## [REQUIRED TASK]
Report every line in the listing below where the string "Categorias" shows up.

----

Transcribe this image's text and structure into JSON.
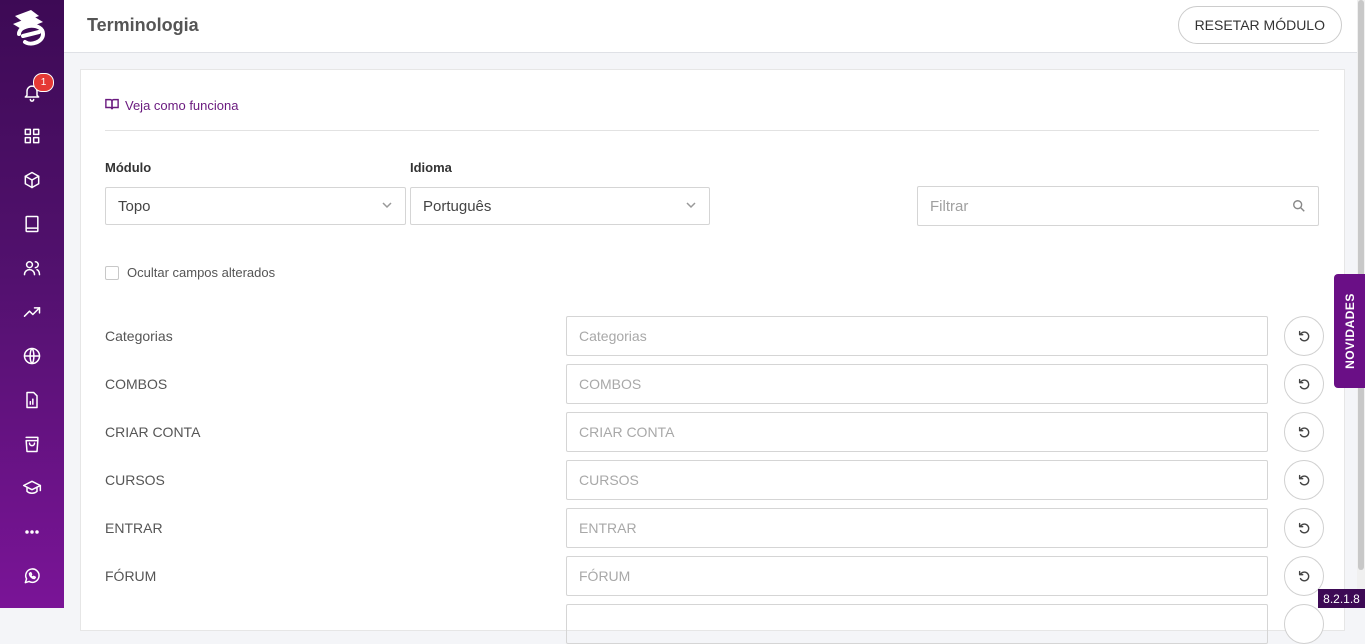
{
  "sidebar": {
    "notification_count": "1",
    "icons": [
      "logo-icon",
      "bell-icon",
      "grid-icon",
      "box-icon",
      "book-icon",
      "users-icon",
      "trending-icon",
      "globe-icon",
      "report-icon",
      "shopping-bag-icon",
      "graduation-cap-icon",
      "more-icon",
      "whatsapp-icon"
    ]
  },
  "header": {
    "title": "Terminologia",
    "reset_label": "RESETAR MÓDULO"
  },
  "content": {
    "howto_link": "Veja como funciona",
    "module_label": "Módulo",
    "module_value": "Topo",
    "language_label": "Idioma",
    "language_value": "Português",
    "filter_placeholder": "Filtrar",
    "hide_changed_label": "Ocultar campos alterados",
    "terms": [
      {
        "label": "Categorias",
        "placeholder": "Categorias"
      },
      {
        "label": "COMBOS",
        "placeholder": "COMBOS"
      },
      {
        "label": "CRIAR CONTA",
        "placeholder": "CRIAR CONTA"
      },
      {
        "label": "CURSOS",
        "placeholder": "CURSOS"
      },
      {
        "label": "ENTRAR",
        "placeholder": "ENTRAR"
      },
      {
        "label": "FÓRUM",
        "placeholder": "FÓRUM"
      }
    ]
  },
  "novidades_label": "NOVIDADES",
  "version": "8.2.1.8",
  "colors": {
    "sidebar_top": "#3d0a55",
    "sidebar_bottom": "#7a1497",
    "accent": "#6a0f86",
    "badge": "#e53935"
  }
}
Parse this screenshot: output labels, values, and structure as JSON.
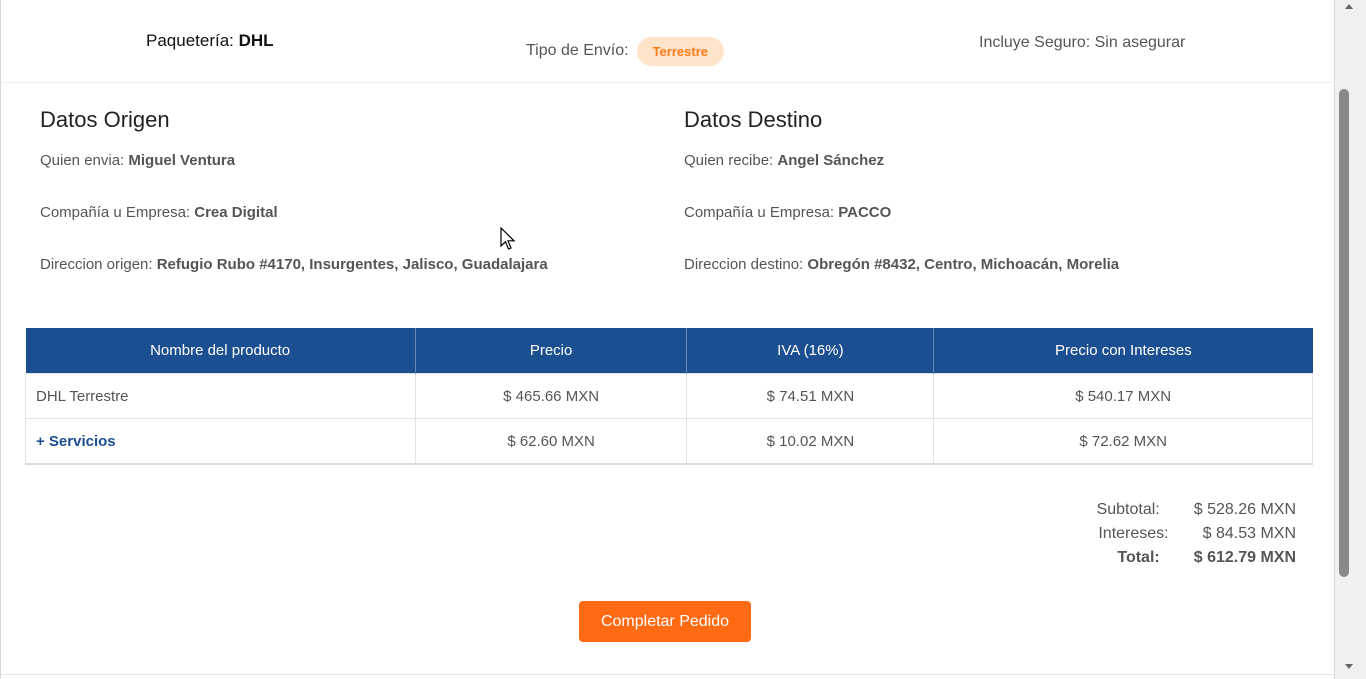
{
  "summary": {
    "carrier_label": "Paquetería: ",
    "carrier_value": "DHL",
    "ship_type_label": "Tipo de Envío:",
    "ship_type_value": "Terrestre",
    "insurance_text": "Incluye Seguro: Sin asegurar"
  },
  "origin": {
    "title": "Datos Origen",
    "sender_label": "Quien envia: ",
    "sender_value": "Miguel Ventura",
    "company_label": "Compañía u Empresa: ",
    "company_value": "Crea Digital",
    "address_label": "Direccion origen: ",
    "address_value": "Refugio Rubo #4170, Insurgentes, Jalisco, Guadalajara"
  },
  "destination": {
    "title": "Datos Destino",
    "recipient_label": "Quien recibe: ",
    "recipient_value": "Angel Sánchez",
    "company_label": "Compañía u Empresa: ",
    "company_value": "PACCO",
    "address_label": "Direccion destino: ",
    "address_value": "Obregón #8432, Centro, Michoacán, Morelia"
  },
  "table": {
    "headers": [
      "Nombre del producto",
      "Precio",
      "IVA (16%)",
      "Precio con Intereses"
    ],
    "rows": [
      [
        "DHL Terrestre",
        "$ 465.66 MXN",
        "$ 74.51 MXN",
        "$ 540.17 MXN"
      ],
      [
        "+ Servicios",
        "$ 62.60 MXN",
        "$ 10.02 MXN",
        "$ 72.62 MXN"
      ]
    ]
  },
  "totals": {
    "subtotal_label": "Subtotal:",
    "subtotal_value": "$ 528.26 MXN",
    "interest_label": "Intereses:",
    "interest_value": "$ 84.53 MXN",
    "total_label": "Total:",
    "total_value": "$ 612.79 MXN"
  },
  "actions": {
    "complete_label": "Completar Pedido"
  },
  "colors": {
    "header_blue": "#1c4f91",
    "accent_orange": "#ff6a13",
    "badge_bg": "#ffe4c9"
  }
}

----

## [ANSWER FOR THE TASK]
        "label": "Categorias",
        "placeholder": "Categorias"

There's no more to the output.